▸ Exercise
Reproduce every entry in the listing without alteration.

▸ Materials provided

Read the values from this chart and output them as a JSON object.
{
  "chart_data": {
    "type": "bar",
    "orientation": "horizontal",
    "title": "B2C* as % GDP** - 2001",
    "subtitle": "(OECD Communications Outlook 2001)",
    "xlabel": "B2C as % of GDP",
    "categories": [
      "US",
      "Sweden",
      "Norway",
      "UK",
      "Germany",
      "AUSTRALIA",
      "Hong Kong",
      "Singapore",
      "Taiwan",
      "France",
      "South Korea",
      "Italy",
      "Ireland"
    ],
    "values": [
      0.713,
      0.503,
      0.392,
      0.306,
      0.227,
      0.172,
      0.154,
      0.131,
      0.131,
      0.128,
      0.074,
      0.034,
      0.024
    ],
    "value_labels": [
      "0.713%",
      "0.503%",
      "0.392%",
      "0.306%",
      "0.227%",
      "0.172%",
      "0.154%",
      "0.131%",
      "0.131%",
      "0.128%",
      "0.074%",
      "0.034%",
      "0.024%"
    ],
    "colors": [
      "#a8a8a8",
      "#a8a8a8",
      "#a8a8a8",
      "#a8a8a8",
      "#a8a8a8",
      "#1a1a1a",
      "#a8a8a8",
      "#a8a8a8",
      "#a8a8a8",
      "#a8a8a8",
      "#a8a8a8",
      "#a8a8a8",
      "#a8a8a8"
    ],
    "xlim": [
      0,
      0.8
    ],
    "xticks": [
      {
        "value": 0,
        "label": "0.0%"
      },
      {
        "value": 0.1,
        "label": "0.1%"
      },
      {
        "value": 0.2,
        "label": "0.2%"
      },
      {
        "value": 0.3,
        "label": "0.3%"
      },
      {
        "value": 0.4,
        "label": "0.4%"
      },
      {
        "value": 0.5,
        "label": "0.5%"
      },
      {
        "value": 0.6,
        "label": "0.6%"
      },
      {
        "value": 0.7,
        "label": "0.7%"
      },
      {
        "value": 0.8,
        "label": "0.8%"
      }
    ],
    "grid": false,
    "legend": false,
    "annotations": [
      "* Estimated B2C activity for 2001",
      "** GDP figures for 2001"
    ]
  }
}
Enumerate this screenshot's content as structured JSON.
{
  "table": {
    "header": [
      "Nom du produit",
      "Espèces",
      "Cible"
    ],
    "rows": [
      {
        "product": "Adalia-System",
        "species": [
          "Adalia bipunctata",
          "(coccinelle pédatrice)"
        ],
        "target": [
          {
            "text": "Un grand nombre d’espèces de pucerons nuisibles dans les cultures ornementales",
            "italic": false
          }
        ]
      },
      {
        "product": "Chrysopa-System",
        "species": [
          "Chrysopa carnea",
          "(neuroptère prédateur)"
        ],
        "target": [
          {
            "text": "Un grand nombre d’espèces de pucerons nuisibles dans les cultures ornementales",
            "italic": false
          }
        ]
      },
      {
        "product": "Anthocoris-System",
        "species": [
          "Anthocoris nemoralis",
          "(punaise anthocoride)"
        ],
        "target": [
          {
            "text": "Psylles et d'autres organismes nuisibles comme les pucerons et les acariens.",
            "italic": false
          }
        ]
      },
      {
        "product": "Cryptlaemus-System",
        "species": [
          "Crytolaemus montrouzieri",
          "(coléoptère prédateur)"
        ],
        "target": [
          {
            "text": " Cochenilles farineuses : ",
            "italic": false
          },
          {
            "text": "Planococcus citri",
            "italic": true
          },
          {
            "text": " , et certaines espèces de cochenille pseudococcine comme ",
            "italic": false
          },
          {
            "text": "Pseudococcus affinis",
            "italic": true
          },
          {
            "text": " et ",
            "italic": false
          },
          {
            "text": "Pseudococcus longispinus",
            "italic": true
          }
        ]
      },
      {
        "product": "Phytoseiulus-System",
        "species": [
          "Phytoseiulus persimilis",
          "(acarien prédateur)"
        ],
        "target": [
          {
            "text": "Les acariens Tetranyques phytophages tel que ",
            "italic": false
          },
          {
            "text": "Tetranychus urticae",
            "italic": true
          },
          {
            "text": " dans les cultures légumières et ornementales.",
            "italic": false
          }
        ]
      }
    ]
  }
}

▸ Exercise answer
Read the values from this chart and output them as a JSON object.
{
  "chart_data": {
    "type": "bar",
    "orientation": "horizontal",
    "title": "B2C* as % GDP** - 2001",
    "subtitle": "(OECD Communications Outlook 2001)",
    "xlabel": "B2C as % of GDP",
    "categories": [
      "US",
      "Sweden",
      "Norway",
      "UK",
      "Germany",
      "AUSTRALIA",
      "Hong Kong",
      "Singapore",
      "Taiwan",
      "France",
      "South Korea",
      "Italy",
      "Ireland"
    ],
    "values": [
      0.713,
      0.503,
      0.392,
      0.306,
      0.227,
      0.172,
      0.154,
      0.131,
      0.131,
      0.128,
      0.074,
      0.034,
      0.024
    ],
    "value_labels": [
      "0.713%",
      "0.503%",
      "0.392%",
      "0.306%",
      "0.227%",
      "0.172%",
      "0.154%",
      "0.131%",
      "0.131%",
      "0.128%",
      "0.074%",
      "0.034%",
      "0.024%"
    ],
    "colors": [
      "#a8a8a8",
      "#a8a8a8",
      "#a8a8a8",
      "#a8a8a8",
      "#a8a8a8",
      "#1a1a1a",
      "#a8a8a8",
      "#a8a8a8",
      "#a8a8a8",
      "#a8a8a8",
      "#a8a8a8",
      "#a8a8a8",
      "#a8a8a8"
    ],
    "xlim": [
      0,
      0.8
    ],
    "xticks": [
      {
        "value": 0,
        "label": "0.0%"
      },
      {
        "value": 0.1,
        "label": "0.1%"
      },
      {
        "value": 0.2,
        "label": "0.2%"
      },
      {
        "value": 0.3,
        "label": "0.3%"
      },
      {
        "value": 0.4,
        "label": "0.4%"
      },
      {
        "value": 0.5,
        "label": "0.5%"
      },
      {
        "value": 0.6,
        "label": "0.6%"
      },
      {
        "value": 0.7,
        "label": "0.7%"
      },
      {
        "value": 0.8,
        "label": "0.8%"
      }
    ],
    "grid": false,
    "legend": false,
    "annotations": [
      "* Estimated B2C activity for 2001",
      "** GDP figures for 2001"
    ]
  }
}
Enumerate this screenshot's content as structured JSON.
{
  "table": {
    "header": [
      "Nom du produit",
      "Espèces",
      "Cible"
    ],
    "rows": [
      {
        "product": "Adalia-System",
        "species": [
          "Adalia bipunctata",
          "(coccinelle pédatrice)"
        ],
        "target": [
          {
            "text": "Un grand nombre d’espèces de pucerons nuisibles dans les cultures ornementales",
            "italic": false
          }
        ]
      },
      {
        "product": "Chrysopa-System",
        "species": [
          "Chrysopa carnea",
          "(neuroptère prédateur)"
        ],
        "target": [
          {
            "text": "Un grand nombre d’espèces de pucerons nuisibles dans les cultures ornementales",
            "italic": false
          }
        ]
      },
      {
        "product": "Anthocoris-System",
        "species": [
          "Anthocoris nemoralis",
          "(punaise anthocoride)"
        ],
        "target": [
          {
            "text": "Psylles et d'autres organismes nuisibles comme les pucerons et les acariens.",
            "italic": false
          }
        ]
      },
      {
        "product": "Cryptlaemus-System",
        "species": [
          "Crytolaemus montrouzieri",
          "(coléoptère prédateur)"
        ],
        "target": [
          {
            "text": " Cochenilles farineuses : ",
            "italic": false
          },
          {
            "text": "Planococcus citri",
            "italic": true
          },
          {
            "text": " , et certaines espèces de cochenille pseudococcine comme ",
            "italic": false
          },
          {
            "text": "Pseudococcus affinis",
            "italic": true
          },
          {
            "text": " et ",
            "italic": false
          },
          {
            "text": "Pseudococcus longispinus",
            "italic": true
          }
        ]
      },
      {
        "product": "Phytoseiulus-System",
        "species": [
          "Phytoseiulus persimilis",
          "(acarien prédateur)"
        ],
        "target": [
          {
            "text": "Les acariens Tetranyques phytophages tel que ",
            "italic": false
          },
          {
            "text": "Tetranychus urticae",
            "italic": true
          },
          {
            "text": " dans les cultures légumières et ornementales.",
            "italic": false
          }
        ]
      }
    ]
  }
}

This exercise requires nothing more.